- _Short problem_
Copy each line of the records that holds the string "brokers".

- _Supplied data_
****************************************

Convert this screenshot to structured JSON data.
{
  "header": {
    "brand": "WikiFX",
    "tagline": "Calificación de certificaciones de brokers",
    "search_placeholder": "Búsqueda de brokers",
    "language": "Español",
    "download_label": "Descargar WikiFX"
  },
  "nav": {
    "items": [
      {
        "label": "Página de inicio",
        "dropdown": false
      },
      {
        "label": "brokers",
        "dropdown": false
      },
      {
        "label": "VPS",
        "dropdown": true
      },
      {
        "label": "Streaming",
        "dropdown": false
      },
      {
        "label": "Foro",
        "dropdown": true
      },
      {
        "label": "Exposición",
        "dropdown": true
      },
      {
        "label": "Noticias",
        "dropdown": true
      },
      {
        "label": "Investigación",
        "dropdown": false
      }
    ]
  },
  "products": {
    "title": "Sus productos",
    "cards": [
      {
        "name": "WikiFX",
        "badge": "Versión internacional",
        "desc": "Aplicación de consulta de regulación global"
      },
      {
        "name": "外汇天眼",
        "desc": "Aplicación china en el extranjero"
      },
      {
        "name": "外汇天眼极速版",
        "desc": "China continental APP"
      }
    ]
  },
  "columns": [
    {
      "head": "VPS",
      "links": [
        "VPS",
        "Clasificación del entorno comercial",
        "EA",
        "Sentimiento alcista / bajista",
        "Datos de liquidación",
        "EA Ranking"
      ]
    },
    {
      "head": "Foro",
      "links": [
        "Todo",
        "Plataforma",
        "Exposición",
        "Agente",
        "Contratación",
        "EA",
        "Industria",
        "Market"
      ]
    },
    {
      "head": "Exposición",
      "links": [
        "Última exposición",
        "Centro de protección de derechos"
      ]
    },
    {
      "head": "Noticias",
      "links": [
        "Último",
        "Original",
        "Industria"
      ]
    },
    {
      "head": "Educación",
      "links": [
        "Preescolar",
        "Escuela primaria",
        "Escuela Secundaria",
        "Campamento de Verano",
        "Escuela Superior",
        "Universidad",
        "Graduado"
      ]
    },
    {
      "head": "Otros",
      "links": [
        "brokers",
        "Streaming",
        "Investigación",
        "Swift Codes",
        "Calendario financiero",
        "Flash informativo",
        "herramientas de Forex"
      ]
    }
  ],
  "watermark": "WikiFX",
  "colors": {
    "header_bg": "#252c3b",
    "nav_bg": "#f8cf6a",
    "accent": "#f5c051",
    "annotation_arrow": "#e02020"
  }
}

****************************************

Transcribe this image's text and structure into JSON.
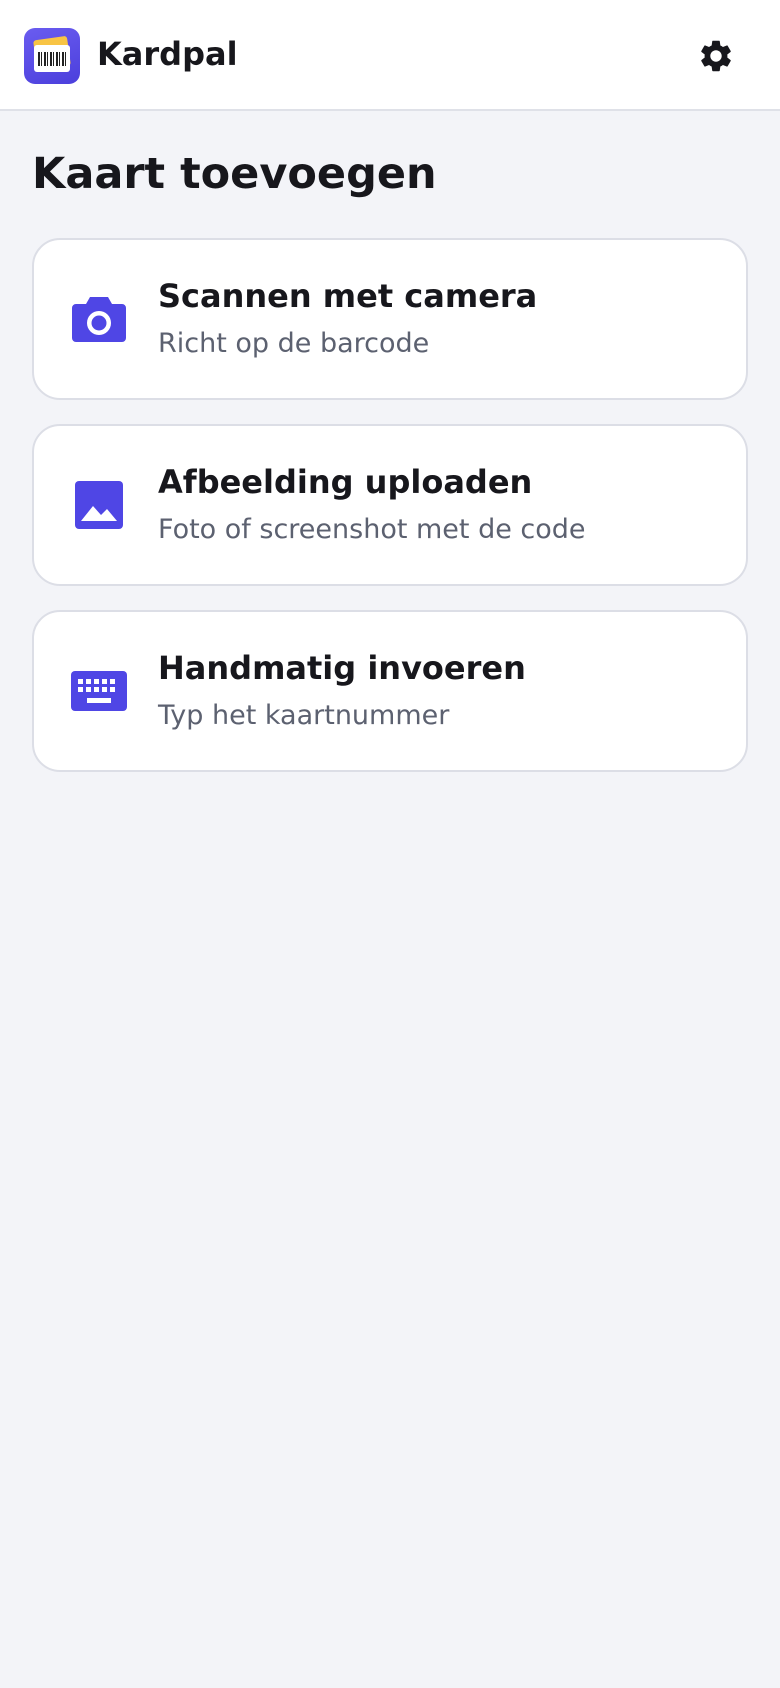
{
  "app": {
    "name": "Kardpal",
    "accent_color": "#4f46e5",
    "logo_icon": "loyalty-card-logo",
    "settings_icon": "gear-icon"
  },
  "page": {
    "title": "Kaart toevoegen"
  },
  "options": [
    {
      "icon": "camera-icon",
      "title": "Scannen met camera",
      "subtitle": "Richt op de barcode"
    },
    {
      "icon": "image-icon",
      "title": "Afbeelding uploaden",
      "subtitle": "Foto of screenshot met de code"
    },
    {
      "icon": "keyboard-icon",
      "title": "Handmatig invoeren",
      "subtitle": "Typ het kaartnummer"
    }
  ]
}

****************************************

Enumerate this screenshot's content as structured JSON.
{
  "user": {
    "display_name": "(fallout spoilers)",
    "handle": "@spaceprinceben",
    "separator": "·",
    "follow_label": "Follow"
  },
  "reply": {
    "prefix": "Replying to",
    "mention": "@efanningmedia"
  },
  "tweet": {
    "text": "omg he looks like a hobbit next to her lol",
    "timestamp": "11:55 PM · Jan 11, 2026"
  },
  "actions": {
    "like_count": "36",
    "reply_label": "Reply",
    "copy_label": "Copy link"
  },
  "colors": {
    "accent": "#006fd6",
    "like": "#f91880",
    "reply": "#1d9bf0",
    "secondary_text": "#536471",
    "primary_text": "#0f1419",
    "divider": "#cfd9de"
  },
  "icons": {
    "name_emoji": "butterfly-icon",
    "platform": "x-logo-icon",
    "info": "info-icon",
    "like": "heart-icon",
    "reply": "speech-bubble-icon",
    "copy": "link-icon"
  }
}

****************************************

- _Output for this task_
    "tagline": "Calificación de certificaciones de brokers",
    "search_placeholder": "Búsqueda de brokers",
        "label": "brokers",
        "brokers",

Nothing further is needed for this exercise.